(Collected data)
────────

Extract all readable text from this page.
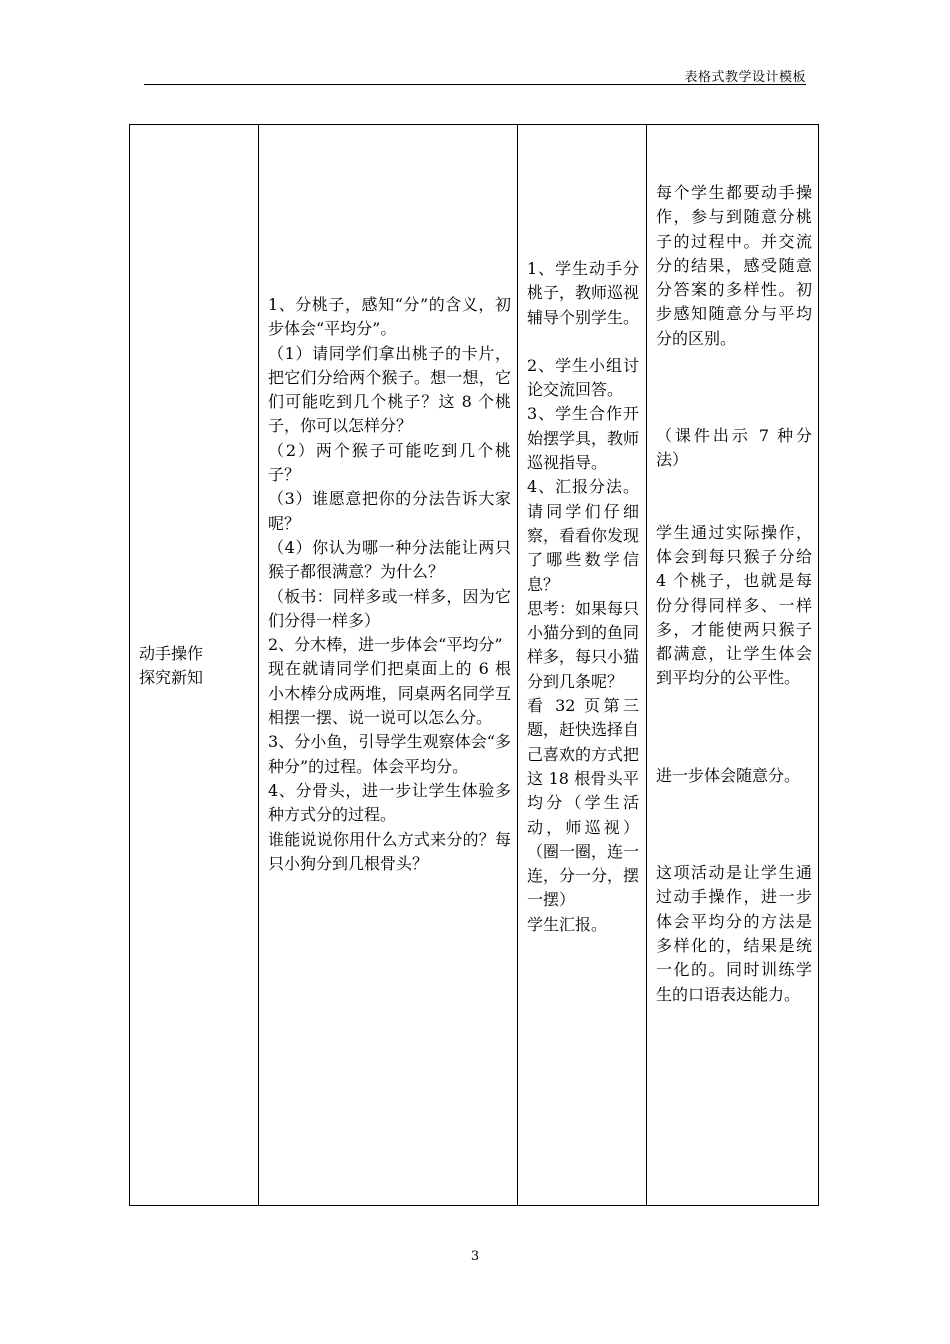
表格式教学设计模板
动手操作
探究新知
1、分桃子，感知“分”的含义，初步体会“平均分”。
（1）请同学们拿出桃子的卡片，把它们分给两个猴子。想一想，它们可能吃到几个桃子？这 8 个桃子，你可以怎样分？
（2）两个猴子可能吃到几个桃子？
（3）谁愿意把你的分法告诉大家呢？
（4）你认为哪一种分法能让两只猴子都很满意？为什么？
（板书：同样多或一样多，因为它们分得一样多）
2、分木棒，进一步体会“平均分”
现在就请同学们把桌面上的 6 根小木棒分成两堆，同桌两名同学互相摆一摆、说一说可以怎么分。
3、分小鱼，引导学生观察体会“多种分”的过程。体会平均分。
4、分骨头，进一步让学生体验多种方式分的过程。
谁能说说你用什么方式来分的？每只小狗分到几根骨头？
1、学生动手分桃子，教师巡视辅导个别学生。
2、学生小组讨论交流回答。
3、学生合作开始摆学具，教师巡视指导。
4、汇报分法。请同学们仔细察，看看你发现了哪些数学信息？
思考：如果每只小猫分到的鱼同样多，每只小猫分到几条呢？
看 32 页第三题，赶快选择自己喜欢的方式把这 18 根骨头平均分（学生活动，师巡视）（圈一圈，连一连，分一分，摆一摆）
学生汇报。
每个学生都要动手操作，参与到随意分桃子的过程中。并交流分的结果，感受随意分答案的多样性。初步感知随意分与平均分的区别。
（课件出示 7 种分法）
学生通过实际操作，体会到每只猴子分给 4 个桃子，也就是每份分得同样多、一样多，才能使两只猴子都满意，让学生体会到平均分的公平性。
进一步体会随意分。
这项活动是让学生通过动手操作，进一步体会平均分的方法是多样化的，结果是统一化的。同时训练学生的口语表达能力。
3
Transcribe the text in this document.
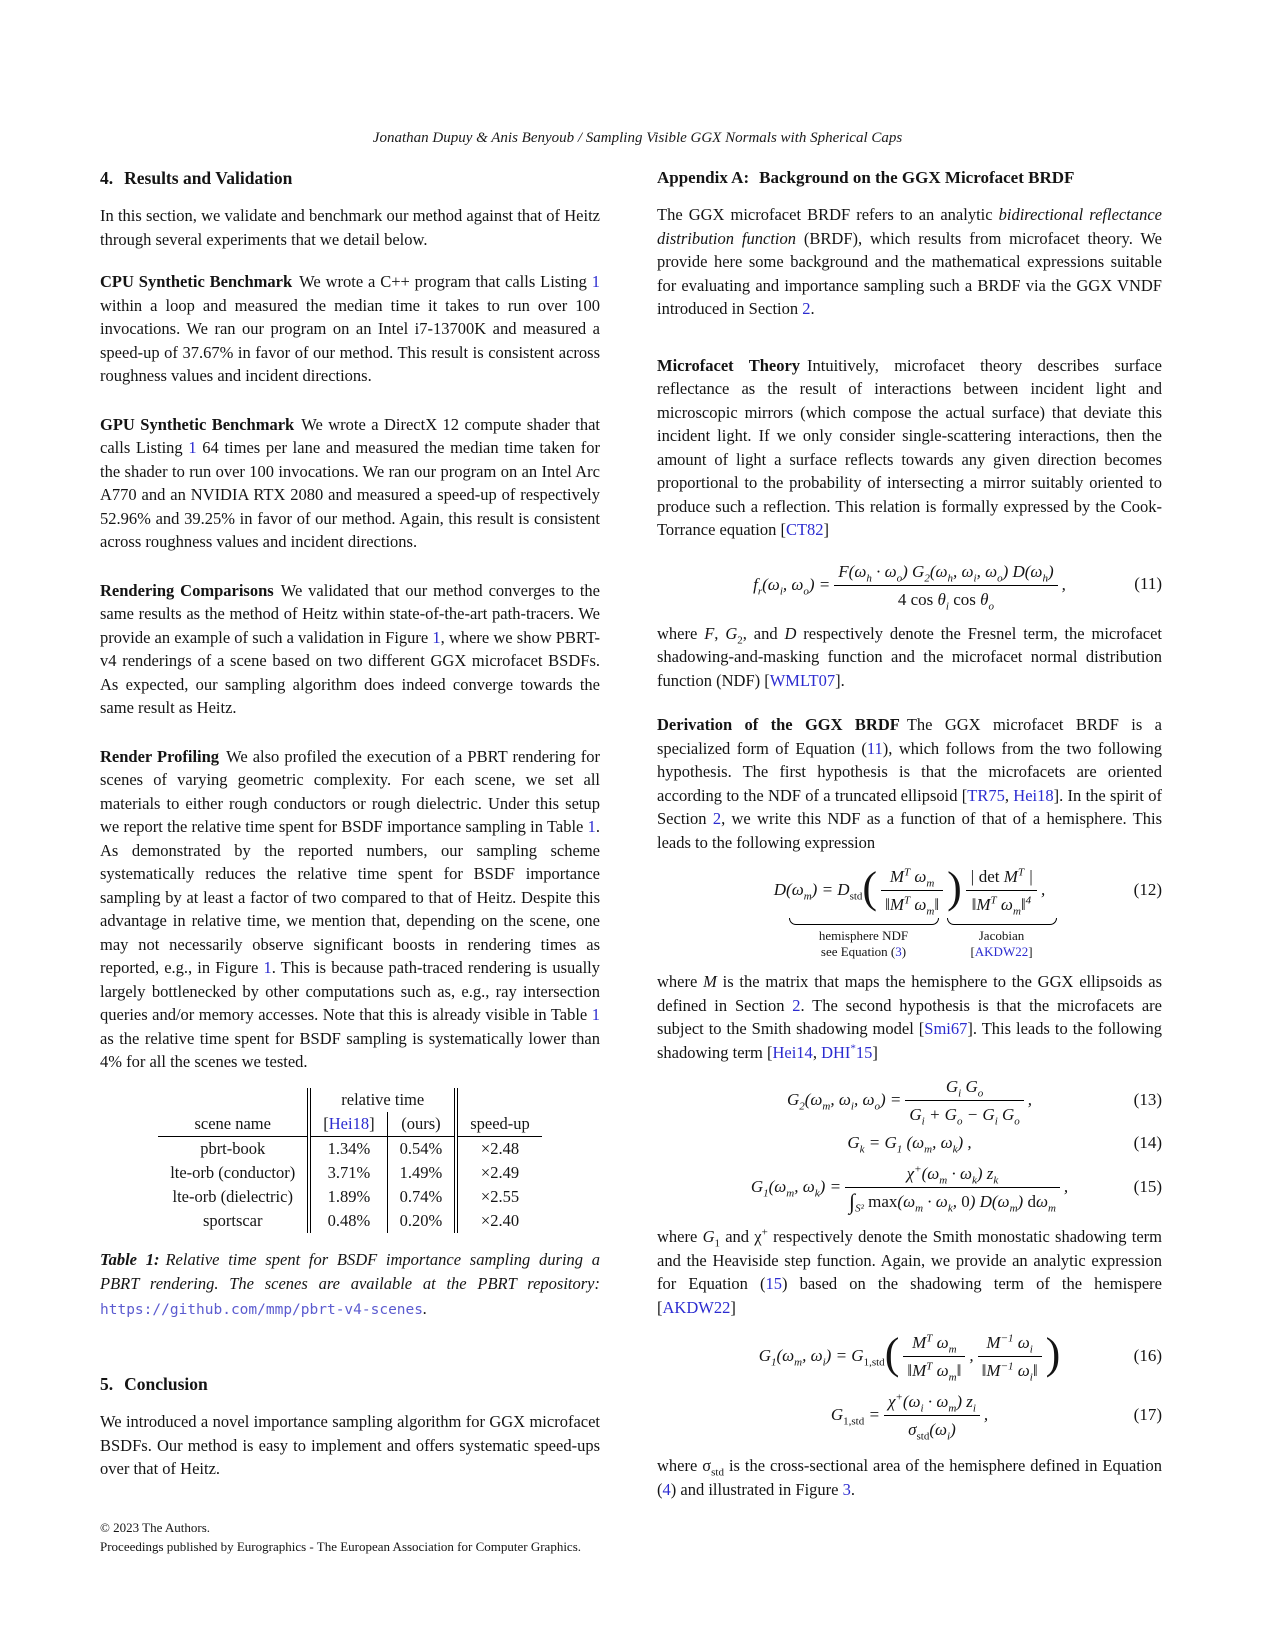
Jonathan Dupuy & Anis Benyoub / Sampling Visible GGX Normals with Spherical Caps
4. Results and Validation

In this section, we validate and benchmark our method against that of Heitz through several experiments that we detail below.

CPU Synthetic Benchmark We wrote a C++ program that calls Listing 1 within a loop and measured the median time it takes to run over 100 invocations. We ran our program on an Intel i7-13700K and measured a speed-up of 37.67% in favor of our method. This result is consistent across roughness values and incident directions.

GPU Synthetic Benchmark We wrote a DirectX 12 compute shader that calls Listing 1 64 times per lane and measured the median time taken for the shader to run over 100 invocations. We ran our program on an Intel Arc A770 and an NVIDIA RTX 2080 and measured a speed-up of respectively 52.96% and 39.25% in favor of our method. Again, this result is consistent across roughness values and incident directions.

Rendering Comparisons We validated that our method converges to the same results as the method of Heitz within state-of-the-art path-tracers. We provide an example of such a validation in Figure 1, where we show PBRT-v4 renderings of a scene based on two different GGX microfacet BSDFs. As expected, our sampling algorithm does indeed converge towards the same result as Heitz.

Render Profiling We also profiled the execution of a PBRT rendering for scenes of varying geometric complexity. For each scene, we set all materials to either rough conductors or rough dielectric. Under this setup we report the relative time spent for BSDF importance sampling in Table 1. As demonstrated by the reported numbers, our sampling scheme systematically reduces the relative time spent for BSDF importance sampling by at least a factor of two compared to that of Heitz. Despite this advantage in relative time, we mention that, depending on the scene, one may not necessarily observe significant boosts in rendering times as reported, e.g., in Figure 1. This is because path-traced rendering is usually largely bottlenecked by other computations such as, e.g., ray intersection queries and/or memory accesses. Note that this is already visible in Table 1 as the relative time spent for BSDF sampling is systematically lower than 4% for all the scenes we tested.

	relative time		
scene name	[Hei18]	(ours)	speed-up
pbrt-book	1.34%	0.54%	×2.48
lte-orb (conductor)	3.71%	1.49%	×2.49
lte-orb (dielectric)	1.89%	0.74%	×2.55
sportscar	0.48%	0.20%	×2.40

Table 1: Relative time spent for BSDF importance sampling during a PBRT rendering. The scenes are available at the PBRT repository: https://github.com/mmp/pbrt-v4-scenes.

5. Conclusion

We introduced a novel importance sampling algorithm for GGX microfacet BSDFs. Our method is easy to implement and offers systematic speed-ups over that of Heitz.

© 2023 The Authors.
Proceedings published by Eurographics - The European Association for Computer Graphics.
Appendix A: Background on the GGX Microfacet BRDF

The GGX microfacet BRDF refers to an analytic bidirectional reflectance distribution function (BRDF), which results from microfacet theory. We provide here some background and the mathematical expressions suitable for evaluating and importance sampling such a BRDF via the GGX VNDF introduced in Section 2.

Microfacet Theory Intuitively, microfacet theory describes surface reflectance as the result of interactions between incident light and microscopic mirrors (which compose the actual surface) that deviate this incident light. If we only consider single-scattering interactions, then the amount of light a surface reflects towards any given direction becomes proportional to the probability of intersecting a mirror suitably oriented to produce such a reflection. This relation is formally expressed by the Cook-Torrance equation [CT82]

$f_r(\omega_i$, $\omega_o) = \frac{F(\omega_h \cdot \omega_o) G_2(\omega_h, \omega_i, \omega_o) D(\omega_h)}{4 \cos \theta_i \cos \theta_o}$ ,	(11)

where F, $G_2$, and D respectively denote the Fresnel term, the microfacet shadowing-and-masking function and the microfacet normal distribution function (NDF) [WMLT07].

Derivation of the GGX BRDF The GGX microfacet BRDF is a specialized form of Equation (11), which follows from the two following hypothesis. The first hypothesis is that the microfacets are oriented according to the NDF of a truncated ellipsoid [TR75, Hei18]. In the spirit of Section 2, we write this NDF as a function of that of a hemisphere. This leads to the following expression

$D(\omega_m) = D_{std}$ ( $\frac{M^T \omega_m}{‖M^T \omega_m‖}$ ) $\frac{| \det M^T |}{‖M^T \omega_m‖^4}$ ,	(12)
hemisphere NDF
see Equation (3)
Jacobian
[AKDW22]

where M is the matrix that maps the hemisphere to the GGX ellipsoids as defined in Section 2. The second hypothesis is that the microfacets are subject to the Smith shadowing model [Smi67]. This leads to the following shadowing term [Hei14, DHI*15]

$G_2(\omega_m$, $\omega_i$, $\omega_o) = \frac{G_i G_o}{G_i + G_o - G_i G_o}$ ,	(13)
$G_k = G_1$ ($\omega_m$, $\omega_k$) ,	(14)
$G_1(\omega_m$, $\omega_k) = \frac{\chi^+(\omega_m \cdot \omega_k) z_k}{\int_{S^2} \max(\omega_m \cdot \omega_k, 0) D(\omega_m) d\omega_m}$ ,	(15)

where $G_1$ and χ+ respectively denote the Smith monostatic shadowing term and the Heaviside step function. Again, we provide an analytic expression for Equation (15) based on the shadowing term of the hemispere [AKDW22]

$G_1(\omega_m$, $\omega_i) = G_{1,std}$ ( $\frac{M^T \omega_m}{‖M^T \omega_m‖}$ , $\frac{M^{-1} \omega_i}{‖M^{-1} \omega_i‖}$ )	(16)
$G_{1,std} = \frac{\chi^+(\omega_i \cdot \omega_m) z_i}{\sigma_{std}(\omega_i)}$ ,	(17)

where $\sigma_{std}$ is the cross-sectional area of the hemisphere defined in Equation (4) and illustrated in Figure 3.
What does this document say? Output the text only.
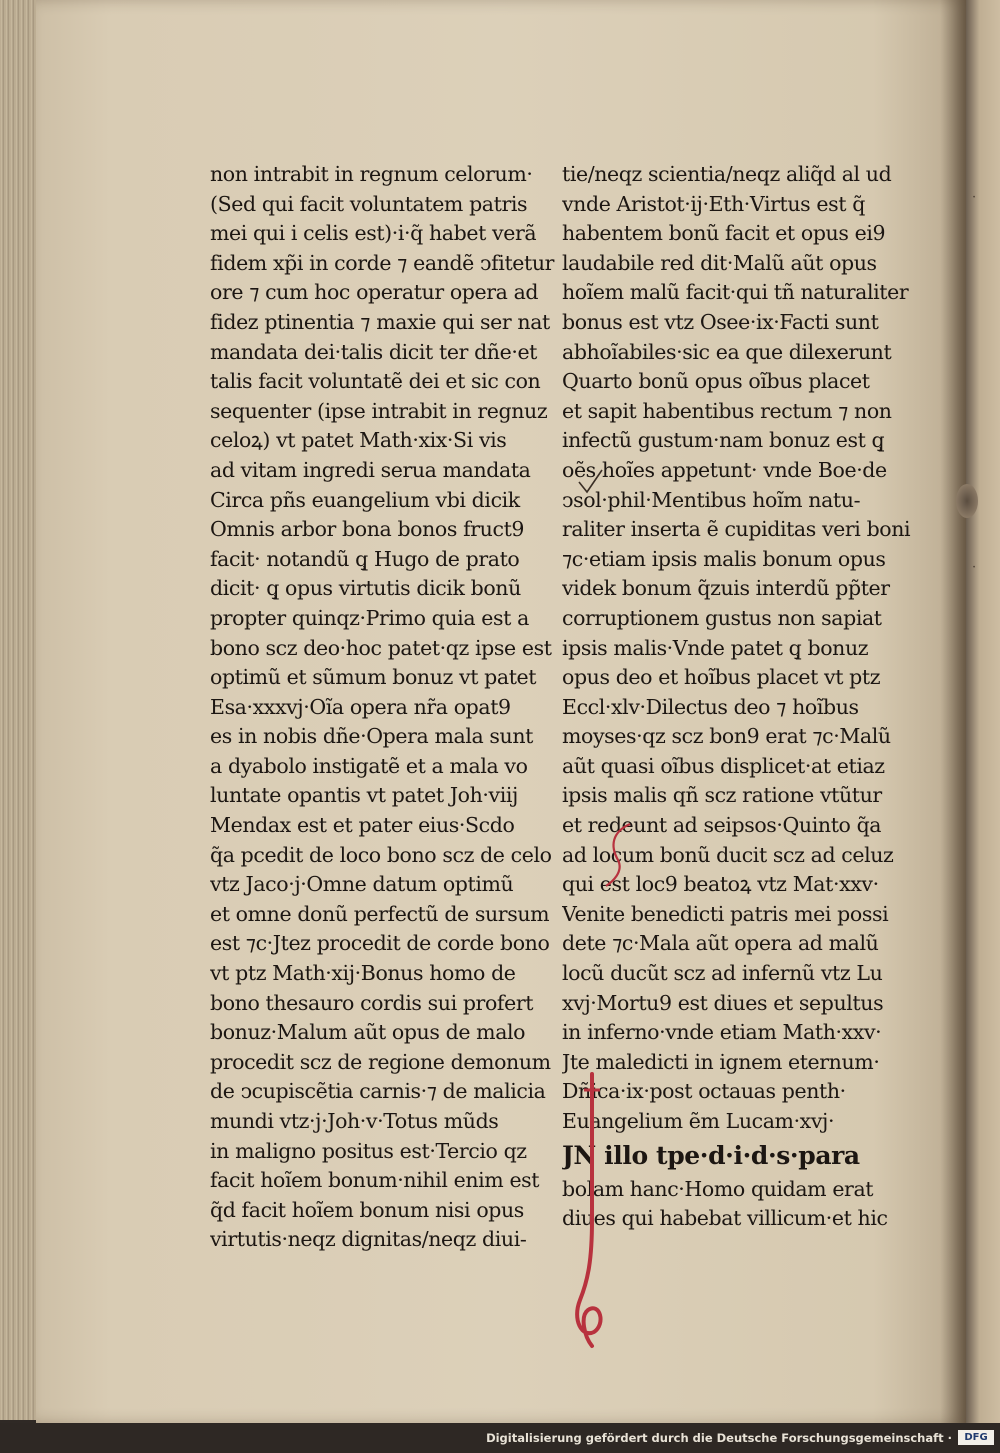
·
·
non intrabit in regnum celorum·
(Sed qui facit voluntatem patris
mei qui i celis est)·i·q̃ habet verã
fidem xp̃i in corde ⁊ eandẽ ↄfitetur
ore ⁊ cum hoc operatur opera ad
fidez ptinentia ⁊ maxie qui ser nat
mandata dei·talis dicit ter dñe·et
talis facit voluntatẽ dei et sic con
sequenter (ipse intrabit in regnuz
celoꝝ) vt patet Math·xix·Si vis
ad vitam ingredi serua mandata
Circa pñs euangelium vbi dicik
Omnis arbor bona bonos fruct9
facit· notandũ q̧ Hugo de prato
dicit· q̧ opus virtutis dicik bonũ
propter quinqz·Primo quia est a
bono scz deo·hoc patet·qz ipse est
optimũ et sũmum bonuz vt patet
Esa·xxxvj·Oĩa opera nr̃a opat9
es in nobis dñe·Opera mala sunt
a dyabolo instigatẽ et a mala vo
luntate opantis vt patet Joh·viij
Mendax est et pater eius·Scdo
q̃a pcedit de loco bono scz de celo
vtz Jaco·j·Omne datum optimũ
et omne donũ perfectũ de sursum
est ⁊c·Jtez procedit de corde bono
vt ptz Math·xij·Bonus homo de
bono thesauro cordis sui profert
bonuz·Malum aũt opus de malo
procedit scz de regione demonum
de ↄcupiscẽtia carnis·⁊ de malicia
mundi vtz·j·Joh·v·Totus mũds
in maligno positus est·Tercio qz
facit hoĩem bonum·nihil enim est
q̃d facit hoĩem bonum nisi opus
virtutis·neqz dignitas/neqz diui-
tie/neqz scientia/neqz aliq̃d al ud
vnde Aristot·ij·Eth·Virtus est q̃
habentem bonũ facit et opus ei9
laudabile red dit·Malũ aũt opus
hoĩem malũ facit·qui tñ naturaliter
bonus est vtz Osee·ix·Facti sunt
abhoĩabiles·sic ea que dilexerunt
Quarto bonũ opus oĩbus placet
et sapit habentibus rectum ⁊ non
infectũ gustum·nam bonuz est q̧
oẽs hoĩes appetunt· vnde Boe·de
ↄsol·phil·Mentibus hoĩm natu-
raliter inserta ẽ cupiditas veri boni
⁊c·etiam ipsis malis bonum opus
videk bonum q̃zuis interdũ pp̃ter
corruptionem gustus non sapiat
ipsis malis·Vnde patet q̧ bonuz
opus deo et hoĩbus placet vt ptz
Eccl·xlv·Dilectus deo ⁊ hoĩbus
moyses·qz scz bon9 erat ⁊c·Malũ
aũt quasi oĩbus displicet·at etiaz
ipsis malis qñ scz ratione vtũtur
et redeunt ad seipsos·Quinto q̃a
ad locum bonũ ducit scz ad celuz
qui est loc9 beatoꝝ vtz Mat·xxv·
Venite benedicti patris mei possi
dete ⁊c·Mala aũt opera ad malũ
locũ ducũt scz ad infernũ vtz Lu
xvj·Mortu9 est diues et sepultus
in inferno·vnde etiam Math·xxv·
Jte maledicti in ignem eternum·
Dñica·ix·post octauas penth·
Euangelium ẽm Lucam·xvj·
JN illo tpe·d·i·d·s·para
bolam hanc·Homo quidam erat
diues qui habebat villicum·et hic
Digitalisierung gefördert durch die Deutsche Forschungsgemeinschaft ·	DFG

────────

**WHAT YOU HAVE TO DO**
Pull out each line holding the string "favor".

**FINAL ANSWER**
CPU Synthetic Benchmark We wrote a C++ program that calls Listing 1 within a loop and measured the median time it takes to run over 100 invocations. We ran our program on an Intel i7-13700K and measured a speed-up of 37.67% in favor of our method. This result is consistent across roughness values and incident directions.
GPU Synthetic Benchmark We wrote a DirectX 12 compute shader that calls Listing 1 64 times per lane and measured the median time taken for the shader to run over 100 invocations. We ran our program on an Intel Arc A770 and an NVIDIA RTX 2080 and measured a speed-up of respectively 52.96% and 39.25% in favor of our method. Again, this result is consistent across roughness values and incident directions.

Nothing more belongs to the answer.